#### [YOUR TASK]
Reproduce the listing word for word. Skip any image.

╭─ RECORDS FOR THE TASK

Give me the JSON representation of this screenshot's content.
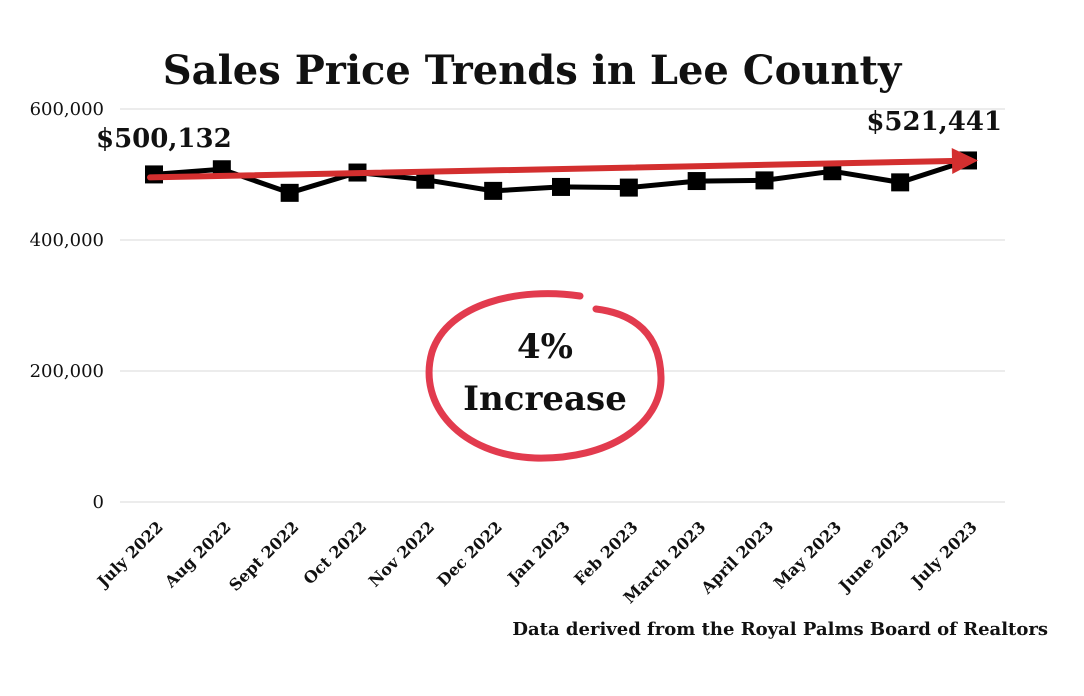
{
  "chart_data": {
    "type": "line",
    "title": "Sales Price Trends in Lee County",
    "categories": [
      "July 2022",
      "Aug 2022",
      "Sept 2022",
      "Oct 2022",
      "Nov 2022",
      "Dec 2022",
      "Jan 2023",
      "Feb 2023",
      "March 2023",
      "April 2023",
      "May 2023",
      "June 2023",
      "July 2023"
    ],
    "series": [
      {
        "values": [
          500132,
          508000,
          472000,
          503000,
          492000,
          475000,
          481000,
          480000,
          490000,
          491000,
          505000,
          488000,
          521441
        ]
      }
    ],
    "ylim": [
      0,
      600000
    ],
    "yticks": [
      "0",
      "200,000",
      "400,000",
      "600,000"
    ],
    "ytick_values": [
      0,
      200000,
      400000,
      600000
    ],
    "grid": true,
    "start_label": "$500,132",
    "end_label": "$521,441",
    "badge_value": "4%",
    "badge_text": "Increase",
    "source_note": "Data derived from the Royal Palms Board of Realtors",
    "colors": {
      "line": "#000000",
      "trend_arrow": "#d32f2f",
      "circle": "#e23b4e",
      "grid": "#d9d9d9"
    }
  }
}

╰─

#### [SOLUTION TO THE EXERCISE]
Give me the JSON representation of this screenshot's content.
{
  "chart_data": {
    "type": "line",
    "title": "Sales Price Trends in Lee County",
    "categories": [
      "July 2022",
      "Aug 2022",
      "Sept 2022",
      "Oct 2022",
      "Nov 2022",
      "Dec 2022",
      "Jan 2023",
      "Feb 2023",
      "March 2023",
      "April 2023",
      "May 2023",
      "June 2023",
      "July 2023"
    ],
    "series": [
      {
        "values": [
          500132,
          508000,
          472000,
          503000,
          492000,
          475000,
          481000,
          480000,
          490000,
          491000,
          505000,
          488000,
          521441
        ]
      }
    ],
    "ylim": [
      0,
      600000
    ],
    "yticks": [
      "0",
      "200,000",
      "400,000",
      "600,000"
    ],
    "ytick_values": [
      0,
      200000,
      400000,
      600000
    ],
    "grid": true,
    "start_label": "$500,132",
    "end_label": "$521,441",
    "badge_value": "4%",
    "badge_text": "Increase",
    "source_note": "Data derived from the Royal Palms Board of Realtors",
    "colors": {
      "line": "#000000",
      "trend_arrow": "#d32f2f",
      "circle": "#e23b4e",
      "grid": "#d9d9d9"
    }
  }
}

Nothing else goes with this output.